Every record should be copied exactly, except that pictures are to be omitted.

═════ DATASET RECORDS ═════

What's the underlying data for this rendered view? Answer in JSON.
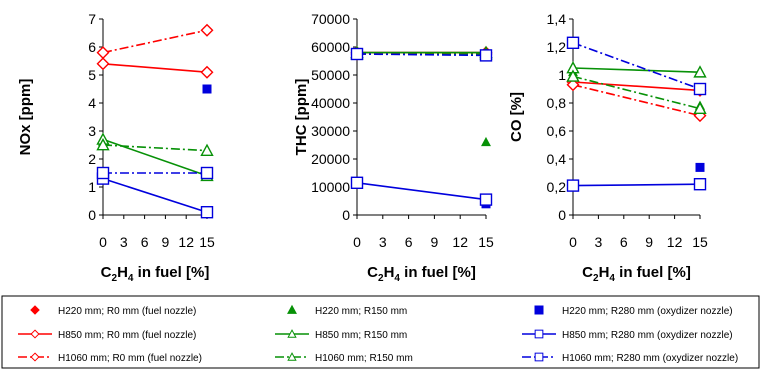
{
  "colors": {
    "red": "#ff0000",
    "green": "#079107",
    "blue": "#0000dd"
  },
  "chart_data": [
    {
      "type": "scatter",
      "title": "",
      "xlabel": {
        "pre": "C",
        "sub1": "2",
        "mid": "H",
        "sub2": "4",
        "post": " in fuel [%]"
      },
      "ylabel": "NOx [ppm]",
      "xlim": [
        0,
        15
      ],
      "ylim": [
        0,
        7
      ],
      "xticks": [
        "0",
        "3",
        "6",
        "9",
        "12",
        "15"
      ],
      "yticks": [
        "0",
        "1",
        "2",
        "3",
        "4",
        "5",
        "6",
        "7"
      ],
      "series": [
        {
          "name": "H220 mm; R0 mm (fuel nozzle)",
          "x": [
            0,
            15
          ],
          "y": [
            5.8,
            5.1
          ]
        },
        {
          "name": "H220 mm; R150 mm",
          "x": [
            0,
            15
          ],
          "y": [
            2.6,
            1.4
          ]
        },
        {
          "name": "H220 mm; R280 mm (oxydizer nozzle)",
          "x": [
            0,
            15
          ],
          "y": [
            1.5,
            4.5
          ]
        },
        {
          "name": "H850 mm; R0 mm (fuel nozzle)",
          "x": [
            0,
            15
          ],
          "y": [
            5.4,
            5.1
          ]
        },
        {
          "name": "H850 mm; R150 mm",
          "x": [
            0,
            15
          ],
          "y": [
            2.7,
            1.4
          ]
        },
        {
          "name": "H850 mm; R280 mm (oxydizer nozzle)",
          "x": [
            0,
            15
          ],
          "y": [
            1.3,
            0.1
          ]
        },
        {
          "name": "H1060 mm; R0 mm (fuel nozzle)",
          "x": [
            0,
            15
          ],
          "y": [
            5.8,
            6.6
          ]
        },
        {
          "name": "H1060 mm; R150 mm",
          "x": [
            0,
            15
          ],
          "y": [
            2.5,
            2.3
          ]
        },
        {
          "name": "H1060 mm; R280 mm (oxydizer nozzle)",
          "x": [
            0,
            15
          ],
          "y": [
            1.5,
            1.5
          ]
        }
      ]
    },
    {
      "type": "scatter",
      "title": "",
      "xlabel": {
        "pre": "C",
        "sub1": "2",
        "mid": "H",
        "sub2": "4",
        "post": " in fuel [%]"
      },
      "ylabel": "THC [ppm]",
      "xlim": [
        0,
        15
      ],
      "ylim": [
        0,
        70000
      ],
      "xticks": [
        "0",
        "3",
        "6",
        "9",
        "12",
        "15"
      ],
      "yticks": [
        "0",
        "10000",
        "20000",
        "30000",
        "40000",
        "50000",
        "60000",
        "70000"
      ],
      "series": [
        {
          "name": "H220 mm; R0 mm (fuel nozzle)",
          "x": [
            0,
            15
          ],
          "y": [
            57500,
            57500
          ]
        },
        {
          "name": "H220 mm; R150 mm",
          "x": [
            0,
            15
          ],
          "y": [
            57000,
            26000
          ]
        },
        {
          "name": "H220 mm; R280 mm (oxydizer nozzle)",
          "x": [
            0,
            15
          ],
          "y": [
            57500,
            4000
          ]
        },
        {
          "name": "H850 mm; R0 mm (fuel nozzle)",
          "x": [
            0,
            15
          ],
          "y": [
            58000,
            58000
          ]
        },
        {
          "name": "H850 mm; R150 mm",
          "x": [
            0,
            15
          ],
          "y": [
            58000,
            58000
          ]
        },
        {
          "name": "H850 mm; R280 mm (oxydizer nozzle)",
          "x": [
            0,
            15
          ],
          "y": [
            11500,
            5500
          ]
        },
        {
          "name": "H1060 mm; R0 mm (fuel nozzle)",
          "x": [
            0,
            15
          ],
          "y": [
            57500,
            57500
          ]
        },
        {
          "name": "H1060 mm; R150 mm",
          "x": [
            0,
            15
          ],
          "y": [
            57500,
            57500
          ]
        },
        {
          "name": "H1060 mm; R280 mm (oxydizer nozzle)",
          "x": [
            0,
            15
          ],
          "y": [
            57500,
            57000
          ]
        }
      ]
    },
    {
      "type": "scatter",
      "title": "",
      "xlabel": {
        "pre": "C",
        "sub1": "2",
        "mid": "H",
        "sub2": "4",
        "post": " in fuel [%]"
      },
      "ylabel": "CO [%]",
      "xlim": [
        0,
        15
      ],
      "ylim": [
        0,
        1.4
      ],
      "xticks": [
        "0",
        "3",
        "6",
        "9",
        "12",
        "15"
      ],
      "yticks": [
        "0",
        "0,2",
        "0,4",
        "0,6",
        "0,8",
        "1",
        "1,2",
        "1,4"
      ],
      "series": [
        {
          "name": "H220 mm; R0 mm (fuel nozzle)",
          "x": [
            0,
            15
          ],
          "y": [
            0.93,
            0.75
          ]
        },
        {
          "name": "H220 mm; R150 mm",
          "x": [
            0,
            15
          ],
          "y": [
            1.02,
            0.78
          ]
        },
        {
          "name": "H220 mm; R280 mm (oxydizer nozzle)",
          "x": [
            0,
            15
          ],
          "y": [
            0.21,
            0.34
          ]
        },
        {
          "name": "H850 mm; R0 mm (fuel nozzle)",
          "x": [
            0,
            15
          ],
          "y": [
            0.95,
            0.89
          ]
        },
        {
          "name": "H850 mm; R150 mm",
          "x": [
            0,
            15
          ],
          "y": [
            1.05,
            1.02
          ]
        },
        {
          "name": "H850 mm; R280 mm (oxydizer nozzle)",
          "x": [
            0,
            15
          ],
          "y": [
            0.21,
            0.22
          ]
        },
        {
          "name": "H1060 mm; R0 mm (fuel nozzle)",
          "x": [
            0,
            15
          ],
          "y": [
            0.93,
            0.71
          ]
        },
        {
          "name": "H1060 mm; R150 mm",
          "x": [
            0,
            15
          ],
          "y": [
            0.99,
            0.76
          ]
        },
        {
          "name": "H1060 mm; R280 mm (oxydizer nozzle)",
          "x": [
            0,
            15
          ],
          "y": [
            1.23,
            0.9
          ]
        }
      ]
    }
  ],
  "legend": {
    "placement": "bottom",
    "entries": [
      {
        "label": "H220 mm; R0 mm (fuel nozzle)",
        "color": "red",
        "marker": "diamond-filled",
        "line": "none"
      },
      {
        "label": "H220 mm; R150 mm",
        "color": "green",
        "marker": "triangle-filled",
        "line": "none"
      },
      {
        "label": "H220 mm; R280 mm (oxydizer nozzle)",
        "color": "blue",
        "marker": "square-filled",
        "line": "none"
      },
      {
        "label": "H850 mm; R0 mm (fuel nozzle)",
        "color": "red",
        "marker": "diamond-open",
        "line": "solid"
      },
      {
        "label": "H850 mm; R150 mm",
        "color": "green",
        "marker": "triangle-open",
        "line": "solid"
      },
      {
        "label": "H850 mm; R280 mm (oxydizer nozzle)",
        "color": "blue",
        "marker": "square-open",
        "line": "solid"
      },
      {
        "label": "H1060 mm; R0 mm (fuel nozzle)",
        "color": "red",
        "marker": "diamond-open",
        "line": "dashdot"
      },
      {
        "label": "H1060 mm; R150 mm",
        "color": "green",
        "marker": "triangle-open",
        "line": "dashdot"
      },
      {
        "label": "H1060 mm; R280 mm (oxydizer nozzle)",
        "color": "blue",
        "marker": "square-open",
        "line": "dashdot"
      }
    ]
  }
}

═════

- [SOLUTION]
What's the underlying data for this rendered view? Answer in JSON.
{
  "colors": {
    "red": "#ff0000",
    "green": "#079107",
    "blue": "#0000dd"
  },
  "chart_data": [
    {
      "type": "scatter",
      "title": "",
      "xlabel": {
        "pre": "C",
        "sub1": "2",
        "mid": "H",
        "sub2": "4",
        "post": " in fuel [%]"
      },
      "ylabel": "NOx [ppm]",
      "xlim": [
        0,
        15
      ],
      "ylim": [
        0,
        7
      ],
      "xticks": [
        "0",
        "3",
        "6",
        "9",
        "12",
        "15"
      ],
      "yticks": [
        "0",
        "1",
        "2",
        "3",
        "4",
        "5",
        "6",
        "7"
      ],
      "series": [
        {
          "name": "H220 mm; R0 mm (fuel nozzle)",
          "x": [
            0,
            15
          ],
          "y": [
            5.8,
            5.1
          ]
        },
        {
          "name": "H220 mm; R150 mm",
          "x": [
            0,
            15
          ],
          "y": [
            2.6,
            1.4
          ]
        },
        {
          "name": "H220 mm; R280 mm (oxydizer nozzle)",
          "x": [
            0,
            15
          ],
          "y": [
            1.5,
            4.5
          ]
        },
        {
          "name": "H850 mm; R0 mm (fuel nozzle)",
          "x": [
            0,
            15
          ],
          "y": [
            5.4,
            5.1
          ]
        },
        {
          "name": "H850 mm; R150 mm",
          "x": [
            0,
            15
          ],
          "y": [
            2.7,
            1.4
          ]
        },
        {
          "name": "H850 mm; R280 mm (oxydizer nozzle)",
          "x": [
            0,
            15
          ],
          "y": [
            1.3,
            0.1
          ]
        },
        {
          "name": "H1060 mm; R0 mm (fuel nozzle)",
          "x": [
            0,
            15
          ],
          "y": [
            5.8,
            6.6
          ]
        },
        {
          "name": "H1060 mm; R150 mm",
          "x": [
            0,
            15
          ],
          "y": [
            2.5,
            2.3
          ]
        },
        {
          "name": "H1060 mm; R280 mm (oxydizer nozzle)",
          "x": [
            0,
            15
          ],
          "y": [
            1.5,
            1.5
          ]
        }
      ]
    },
    {
      "type": "scatter",
      "title": "",
      "xlabel": {
        "pre": "C",
        "sub1": "2",
        "mid": "H",
        "sub2": "4",
        "post": " in fuel [%]"
      },
      "ylabel": "THC [ppm]",
      "xlim": [
        0,
        15
      ],
      "ylim": [
        0,
        70000
      ],
      "xticks": [
        "0",
        "3",
        "6",
        "9",
        "12",
        "15"
      ],
      "yticks": [
        "0",
        "10000",
        "20000",
        "30000",
        "40000",
        "50000",
        "60000",
        "70000"
      ],
      "series": [
        {
          "name": "H220 mm; R0 mm (fuel nozzle)",
          "x": [
            0,
            15
          ],
          "y": [
            57500,
            57500
          ]
        },
        {
          "name": "H220 mm; R150 mm",
          "x": [
            0,
            15
          ],
          "y": [
            57000,
            26000
          ]
        },
        {
          "name": "H220 mm; R280 mm (oxydizer nozzle)",
          "x": [
            0,
            15
          ],
          "y": [
            57500,
            4000
          ]
        },
        {
          "name": "H850 mm; R0 mm (fuel nozzle)",
          "x": [
            0,
            15
          ],
          "y": [
            58000,
            58000
          ]
        },
        {
          "name": "H850 mm; R150 mm",
          "x": [
            0,
            15
          ],
          "y": [
            58000,
            58000
          ]
        },
        {
          "name": "H850 mm; R280 mm (oxydizer nozzle)",
          "x": [
            0,
            15
          ],
          "y": [
            11500,
            5500
          ]
        },
        {
          "name": "H1060 mm; R0 mm (fuel nozzle)",
          "x": [
            0,
            15
          ],
          "y": [
            57500,
            57500
          ]
        },
        {
          "name": "H1060 mm; R150 mm",
          "x": [
            0,
            15
          ],
          "y": [
            57500,
            57500
          ]
        },
        {
          "name": "H1060 mm; R280 mm (oxydizer nozzle)",
          "x": [
            0,
            15
          ],
          "y": [
            57500,
            57000
          ]
        }
      ]
    },
    {
      "type": "scatter",
      "title": "",
      "xlabel": {
        "pre": "C",
        "sub1": "2",
        "mid": "H",
        "sub2": "4",
        "post": " in fuel [%]"
      },
      "ylabel": "CO [%]",
      "xlim": [
        0,
        15
      ],
      "ylim": [
        0,
        1.4
      ],
      "xticks": [
        "0",
        "3",
        "6",
        "9",
        "12",
        "15"
      ],
      "yticks": [
        "0",
        "0,2",
        "0,4",
        "0,6",
        "0,8",
        "1",
        "1,2",
        "1,4"
      ],
      "series": [
        {
          "name": "H220 mm; R0 mm (fuel nozzle)",
          "x": [
            0,
            15
          ],
          "y": [
            0.93,
            0.75
          ]
        },
        {
          "name": "H220 mm; R150 mm",
          "x": [
            0,
            15
          ],
          "y": [
            1.02,
            0.78
          ]
        },
        {
          "name": "H220 mm; R280 mm (oxydizer nozzle)",
          "x": [
            0,
            15
          ],
          "y": [
            0.21,
            0.34
          ]
        },
        {
          "name": "H850 mm; R0 mm (fuel nozzle)",
          "x": [
            0,
            15
          ],
          "y": [
            0.95,
            0.89
          ]
        },
        {
          "name": "H850 mm; R150 mm",
          "x": [
            0,
            15
          ],
          "y": [
            1.05,
            1.02
          ]
        },
        {
          "name": "H850 mm; R280 mm (oxydizer nozzle)",
          "x": [
            0,
            15
          ],
          "y": [
            0.21,
            0.22
          ]
        },
        {
          "name": "H1060 mm; R0 mm (fuel nozzle)",
          "x": [
            0,
            15
          ],
          "y": [
            0.93,
            0.71
          ]
        },
        {
          "name": "H1060 mm; R150 mm",
          "x": [
            0,
            15
          ],
          "y": [
            0.99,
            0.76
          ]
        },
        {
          "name": "H1060 mm; R280 mm (oxydizer nozzle)",
          "x": [
            0,
            15
          ],
          "y": [
            1.23,
            0.9
          ]
        }
      ]
    }
  ],
  "legend": {
    "placement": "bottom",
    "entries": [
      {
        "label": "H220 mm; R0 mm (fuel nozzle)",
        "color": "red",
        "marker": "diamond-filled",
        "line": "none"
      },
      {
        "label": "H220 mm; R150 mm",
        "color": "green",
        "marker": "triangle-filled",
        "line": "none"
      },
      {
        "label": "H220 mm; R280 mm (oxydizer nozzle)",
        "color": "blue",
        "marker": "square-filled",
        "line": "none"
      },
      {
        "label": "H850 mm; R0 mm (fuel nozzle)",
        "color": "red",
        "marker": "diamond-open",
        "line": "solid"
      },
      {
        "label": "H850 mm; R150 mm",
        "color": "green",
        "marker": "triangle-open",
        "line": "solid"
      },
      {
        "label": "H850 mm; R280 mm (oxydizer nozzle)",
        "color": "blue",
        "marker": "square-open",
        "line": "solid"
      },
      {
        "label": "H1060 mm; R0 mm (fuel nozzle)",
        "color": "red",
        "marker": "diamond-open",
        "line": "dashdot"
      },
      {
        "label": "H1060 mm; R150 mm",
        "color": "green",
        "marker": "triangle-open",
        "line": "dashdot"
      },
      {
        "label": "H1060 mm; R280 mm (oxydizer nozzle)",
        "color": "blue",
        "marker": "square-open",
        "line": "dashdot"
      }
    ]
  }
}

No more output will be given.